Saved data entries:
^^^^

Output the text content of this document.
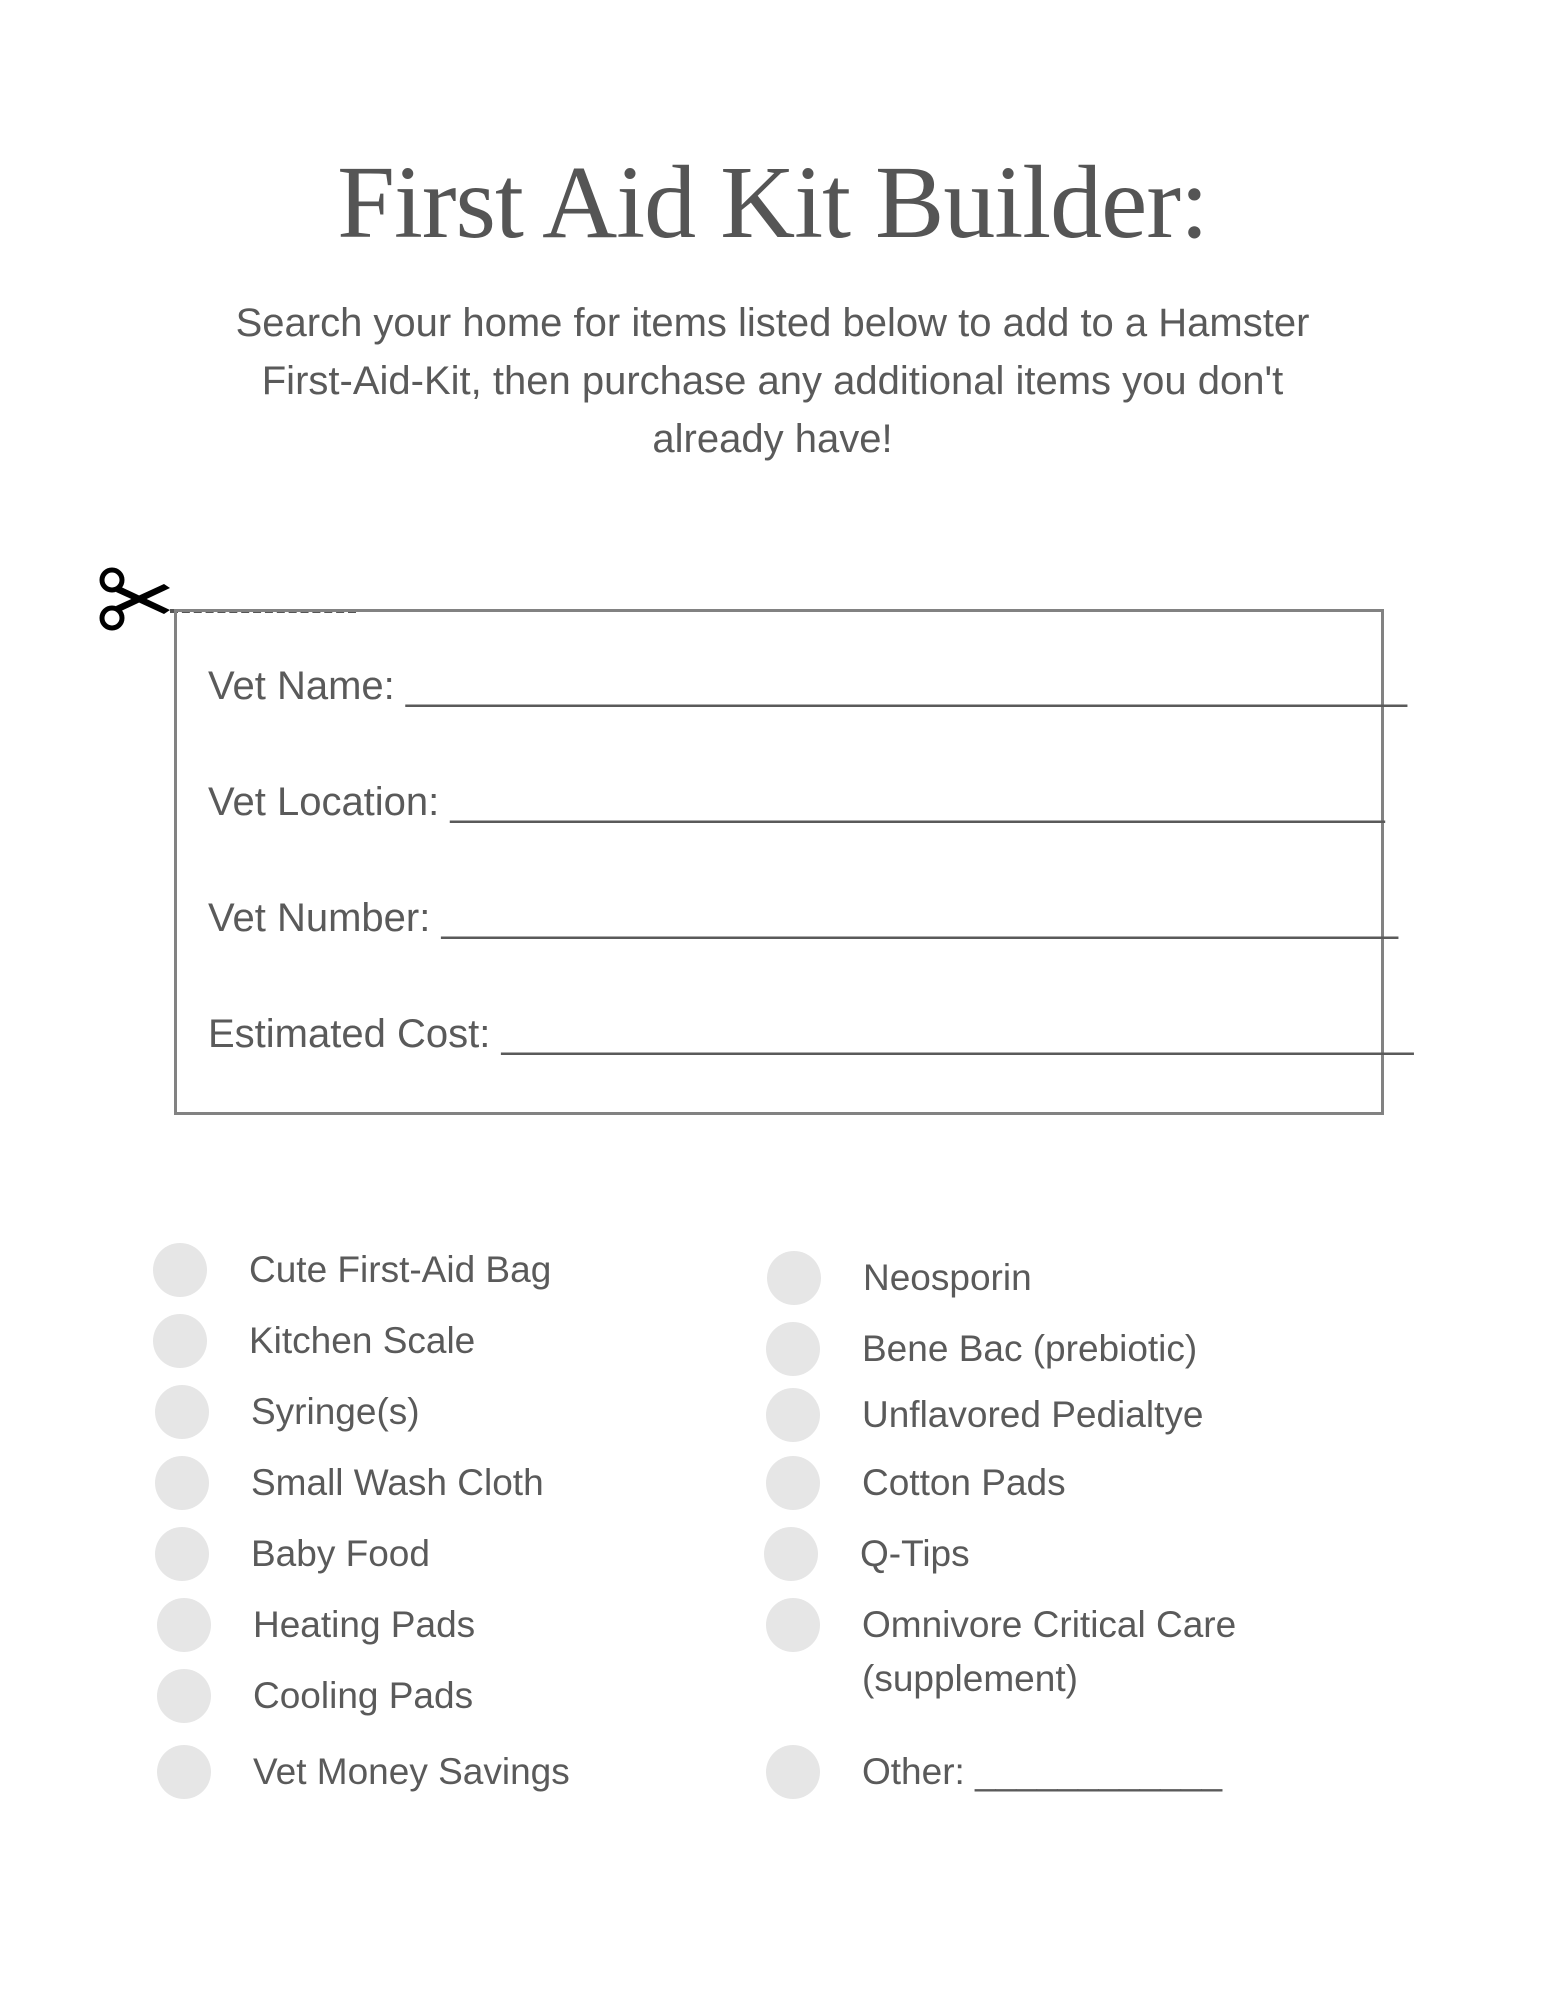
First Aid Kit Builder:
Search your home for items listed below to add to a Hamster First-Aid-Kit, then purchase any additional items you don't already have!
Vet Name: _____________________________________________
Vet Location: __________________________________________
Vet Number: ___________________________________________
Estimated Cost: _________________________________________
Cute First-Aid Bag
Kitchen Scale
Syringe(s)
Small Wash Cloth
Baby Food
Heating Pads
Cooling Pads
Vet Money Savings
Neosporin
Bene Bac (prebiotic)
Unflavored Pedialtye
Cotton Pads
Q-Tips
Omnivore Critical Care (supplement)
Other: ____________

^^^^

#### Problem to solve
Copy out every line of the data that includes the word "Pads".

#### Exercise output
Heating Pads
Cooling Pads
Cotton Pads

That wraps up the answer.